Data items:
>>

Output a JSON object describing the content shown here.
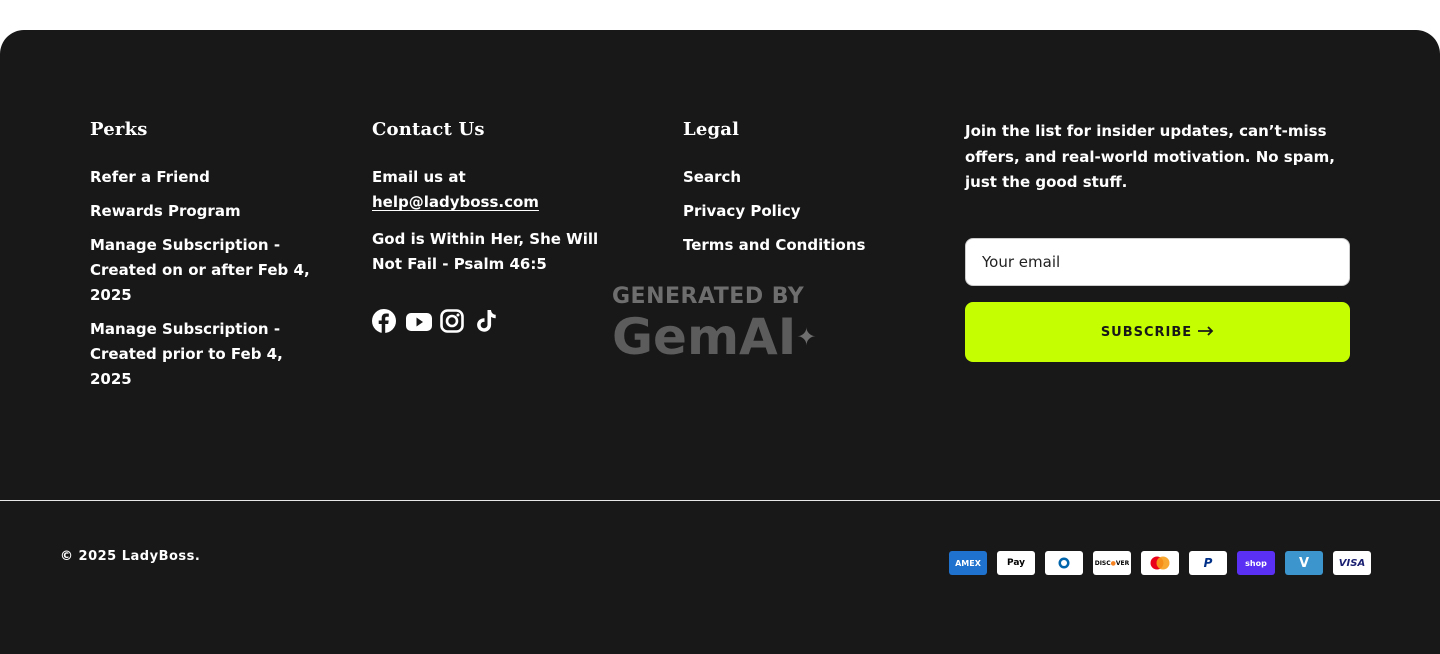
{
  "perks": {
    "heading": "Perks",
    "links": [
      "Refer a Friend",
      "Rewards Program",
      "Manage Subscription - Created on or after Feb 4, 2025",
      "Manage Subscription - Created prior to Feb 4, 2025"
    ]
  },
  "contact": {
    "heading": "Contact Us",
    "email_prefix": "Email us at",
    "email": "help@ladyboss.com",
    "tagline": "God is Within Her, She Will Not Fail - Psalm 46:5",
    "social_icons": [
      "facebook-icon",
      "youtube-icon",
      "instagram-icon",
      "tiktok-icon"
    ]
  },
  "legal": {
    "heading": "Legal",
    "links": [
      "Search",
      "Privacy Policy",
      "Terms and Conditions"
    ]
  },
  "newsletter": {
    "text": "Join the list for insider updates, can’t-miss offers, and real-world motivation. No spam, just the good stuff.",
    "placeholder": "Your email",
    "button_label": "SUBSCRIBE",
    "accent": "#c4fe00"
  },
  "watermark": {
    "line1": "GENERATED BY",
    "line2": "GemAI"
  },
  "bottom": {
    "copyright": "© 2025 LadyBoss.",
    "payment_icons": [
      "american-express-icon",
      "apple-pay-icon",
      "diners-club-icon",
      "discover-icon",
      "mastercard-icon",
      "paypal-icon",
      "shop-pay-icon",
      "venmo-icon",
      "visa-icon"
    ]
  },
  "colors": {
    "background": "#181818",
    "text": "#ffffff",
    "accent": "#c4fe00"
  }
}
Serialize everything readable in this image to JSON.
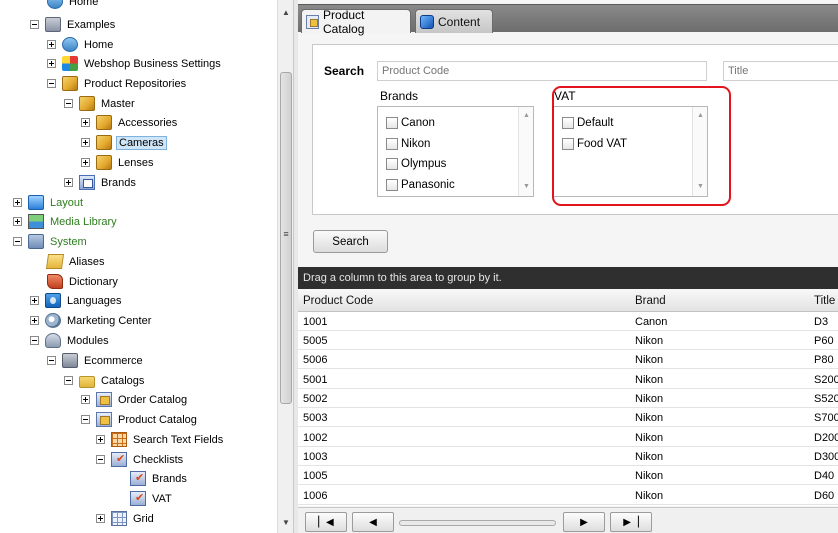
{
  "tree": {
    "items": [
      {
        "label": "Home",
        "icon": "home-icon",
        "expander": "none"
      },
      {
        "label": "Examples",
        "icon": "repository-icon",
        "expander": "minus"
      },
      {
        "label": "Home",
        "icon": "home-icon",
        "expander": "plus"
      },
      {
        "label": "Webshop Business Settings",
        "icon": "settings-icon",
        "expander": "plus"
      },
      {
        "label": "Product Repositories",
        "icon": "cube-icon",
        "expander": "minus"
      },
      {
        "label": "Master",
        "icon": "cube-icon",
        "expander": "minus"
      },
      {
        "label": "Accessories",
        "icon": "cube-icon",
        "expander": "plus"
      },
      {
        "label": "Cameras",
        "icon": "cube-icon",
        "expander": "plus",
        "selected": true
      },
      {
        "label": "Lenses",
        "icon": "cube-icon",
        "expander": "plus"
      },
      {
        "label": "Brands",
        "icon": "brands-icon",
        "expander": "plus"
      },
      {
        "label": "Layout",
        "icon": "layout-icon",
        "expander": "plus"
      },
      {
        "label": "Media Library",
        "icon": "media-library-icon",
        "expander": "plus"
      },
      {
        "label": "System",
        "icon": "system-icon",
        "expander": "minus"
      },
      {
        "label": "Aliases",
        "icon": "aliases-icon",
        "expander": "none"
      },
      {
        "label": "Dictionary",
        "icon": "dictionary-icon",
        "expander": "none"
      },
      {
        "label": "Languages",
        "icon": "languages-icon",
        "expander": "plus"
      },
      {
        "label": "Marketing Center",
        "icon": "marketing-icon",
        "expander": "plus"
      },
      {
        "label": "Modules",
        "icon": "modules-icon",
        "expander": "minus"
      },
      {
        "label": "Ecommerce",
        "icon": "ecommerce-icon",
        "expander": "minus"
      },
      {
        "label": "Catalogs",
        "icon": "folder-icon",
        "expander": "minus"
      },
      {
        "label": "Order Catalog",
        "icon": "catalog-icon",
        "expander": "plus"
      },
      {
        "label": "Product Catalog",
        "icon": "catalog-icon",
        "expander": "minus"
      },
      {
        "label": "Search Text Fields",
        "icon": "grid-orange-icon",
        "expander": "plus"
      },
      {
        "label": "Checklists",
        "icon": "checklist-icon",
        "expander": "minus"
      },
      {
        "label": "Brands",
        "icon": "checklist-icon",
        "expander": "none"
      },
      {
        "label": "VAT",
        "icon": "checklist-icon",
        "expander": "none"
      },
      {
        "label": "Grid",
        "icon": "grid-icon",
        "expander": "plus"
      }
    ]
  },
  "tabs": [
    {
      "label": "Product Catalog",
      "icon": "catalog-tab-icon"
    },
    {
      "label": "Content",
      "icon": "content-tab-icon"
    }
  ],
  "search": {
    "label": "Search",
    "product_code_placeholder": "Product Code",
    "title_placeholder": "Title",
    "button_label": "Search"
  },
  "brands_group": {
    "title": "Brands",
    "options": [
      "Canon",
      "Nikon",
      "Olympus",
      "Panasonic"
    ]
  },
  "vat_group": {
    "title": "VAT",
    "options": [
      "Default",
      "Food VAT"
    ]
  },
  "grid": {
    "group_hint": "Drag a column to this area to group by it.",
    "columns": [
      "Product Code",
      "Brand",
      "Title"
    ],
    "rows": [
      [
        "1001",
        "Canon",
        "D3"
      ],
      [
        "5005",
        "Nikon",
        "P60"
      ],
      [
        "5006",
        "Nikon",
        "P80"
      ],
      [
        "5001",
        "Nikon",
        "S200"
      ],
      [
        "5002",
        "Nikon",
        "S520"
      ],
      [
        "5003",
        "Nikon",
        "S700"
      ],
      [
        "1002",
        "Nikon",
        "D200"
      ],
      [
        "1003",
        "Nikon",
        "D300"
      ],
      [
        "1005",
        "Nikon",
        "D40"
      ],
      [
        "1006",
        "Nikon",
        "D60"
      ]
    ]
  },
  "pager": {
    "first_icon": "first-page-icon",
    "prev_icon": "previous-page-icon",
    "next_icon": "next-page-icon",
    "last_icon": "last-page-icon"
  },
  "colors": {
    "highlight": "#e3141b",
    "group_bar": "#2f2f2f",
    "tree_green_text": "#2e7d1f",
    "selection": "#cfe6f8"
  }
}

<<

→ YOUR GOAL:
Restate the entire listing word for word, excluding pictures.

→ WORKED ANSWER:
Output a JSON object describing the content shown here.
{
  "perks": {
    "heading": "Perks",
    "links": [
      "Refer a Friend",
      "Rewards Program",
      "Manage Subscription - Created on or after Feb 4, 2025",
      "Manage Subscription - Created prior to Feb 4, 2025"
    ]
  },
  "contact": {
    "heading": "Contact Us",
    "email_prefix": "Email us at",
    "email": "help@ladyboss.com",
    "tagline": "God is Within Her, She Will Not Fail - Psalm 46:5",
    "social_icons": [
      "facebook-icon",
      "youtube-icon",
      "instagram-icon",
      "tiktok-icon"
    ]
  },
  "legal": {
    "heading": "Legal",
    "links": [
      "Search",
      "Privacy Policy",
      "Terms and Conditions"
    ]
  },
  "newsletter": {
    "text": "Join the list for insider updates, can’t-miss offers, and real-world motivation. No spam, just the good stuff.",
    "placeholder": "Your email",
    "button_label": "SUBSCRIBE",
    "accent": "#c4fe00"
  },
  "watermark": {
    "line1": "GENERATED BY",
    "line2": "GemAI"
  },
  "bottom": {
    "copyright": "© 2025 LadyBoss.",
    "payment_icons": [
      "american-express-icon",
      "apple-pay-icon",
      "diners-club-icon",
      "discover-icon",
      "mastercard-icon",
      "paypal-icon",
      "shop-pay-icon",
      "venmo-icon",
      "visa-icon"
    ]
  },
  "colors": {
    "background": "#181818",
    "text": "#ffffff",
    "accent": "#c4fe00"
  }
}
Serialize everything readable in this image to JSON.
{
  "tree": {
    "items": [
      {
        "label": "Home",
        "icon": "home-icon",
        "expander": "none"
      },
      {
        "label": "Examples",
        "icon": "repository-icon",
        "expander": "minus"
      },
      {
        "label": "Home",
        "icon": "home-icon",
        "expander": "plus"
      },
      {
        "label": "Webshop Business Settings",
        "icon": "settings-icon",
        "expander": "plus"
      },
      {
        "label": "Product Repositories",
        "icon": "cube-icon",
        "expander": "minus"
      },
      {
        "label": "Master",
        "icon": "cube-icon",
        "expander": "minus"
      },
      {
        "label": "Accessories",
        "icon": "cube-icon",
        "expander": "plus"
      },
      {
        "label": "Cameras",
        "icon": "cube-icon",
        "expander": "plus",
        "selected": true
      },
      {
        "label": "Lenses",
        "icon": "cube-icon",
        "expander": "plus"
      },
      {
        "label": "Brands",
        "icon": "brands-icon",
        "expander": "plus"
      },
      {
        "label": "Layout",
        "icon": "layout-icon",
        "expander": "plus"
      },
      {
        "label": "Media Library",
        "icon": "media-library-icon",
        "expander": "plus"
      },
      {
        "label": "System",
        "icon": "system-icon",
        "expander": "minus"
      },
      {
        "label": "Aliases",
        "icon": "aliases-icon",
        "expander": "none"
      },
      {
        "label": "Dictionary",
        "icon": "dictionary-icon",
        "expander": "none"
      },
      {
        "label": "Languages",
        "icon": "languages-icon",
        "expander": "plus"
      },
      {
        "label": "Marketing Center",
        "icon": "marketing-icon",
        "expander": "plus"
      },
      {
        "label": "Modules",
        "icon": "modules-icon",
        "expander": "minus"
      },
      {
        "label": "Ecommerce",
        "icon": "ecommerce-icon",
        "expander": "minus"
      },
      {
        "label": "Catalogs",
        "icon": "folder-icon",
        "expander": "minus"
      },
      {
        "label": "Order Catalog",
        "icon": "catalog-icon",
        "expander": "plus"
      },
      {
        "label": "Product Catalog",
        "icon": "catalog-icon",
        "expander": "minus"
      },
      {
        "label": "Search Text Fields",
        "icon": "grid-orange-icon",
        "expander": "plus"
      },
      {
        "label": "Checklists",
        "icon": "checklist-icon",
        "expander": "minus"
      },
      {
        "label": "Brands",
        "icon": "checklist-icon",
        "expander": "none"
      },
      {
        "label": "VAT",
        "icon": "checklist-icon",
        "expander": "none"
      },
      {
        "label": "Grid",
        "icon": "grid-icon",
        "expander": "plus"
      }
    ]
  },
  "tabs": [
    {
      "label": "Product Catalog",
      "icon": "catalog-tab-icon"
    },
    {
      "label": "Content",
      "icon": "content-tab-icon"
    }
  ],
  "search": {
    "label": "Search",
    "product_code_placeholder": "Product Code",
    "title_placeholder": "Title",
    "button_label": "Search"
  },
  "brands_group": {
    "title": "Brands",
    "options": [
      "Canon",
      "Nikon",
      "Olympus",
      "Panasonic"
    ]
  },
  "vat_group": {
    "title": "VAT",
    "options": [
      "Default",
      "Food VAT"
    ]
  },
  "grid": {
    "group_hint": "Drag a column to this area to group by it.",
    "columns": [
      "Product Code",
      "Brand",
      "Title"
    ],
    "rows": [
      [
        "1001",
        "Canon",
        "D3"
      ],
      [
        "5005",
        "Nikon",
        "P60"
      ],
      [
        "5006",
        "Nikon",
        "P80"
      ],
      [
        "5001",
        "Nikon",
        "S200"
      ],
      [
        "5002",
        "Nikon",
        "S520"
      ],
      [
        "5003",
        "Nikon",
        "S700"
      ],
      [
        "1002",
        "Nikon",
        "D200"
      ],
      [
        "1003",
        "Nikon",
        "D300"
      ],
      [
        "1005",
        "Nikon",
        "D40"
      ],
      [
        "1006",
        "Nikon",
        "D60"
      ]
    ]
  },
  "pager": {
    "first_icon": "first-page-icon",
    "prev_icon": "previous-page-icon",
    "next_icon": "next-page-icon",
    "last_icon": "last-page-icon"
  },
  "colors": {
    "highlight": "#e3141b",
    "group_bar": "#2f2f2f",
    "tree_green_text": "#2e7d1f",
    "selection": "#cfe6f8"
  }
}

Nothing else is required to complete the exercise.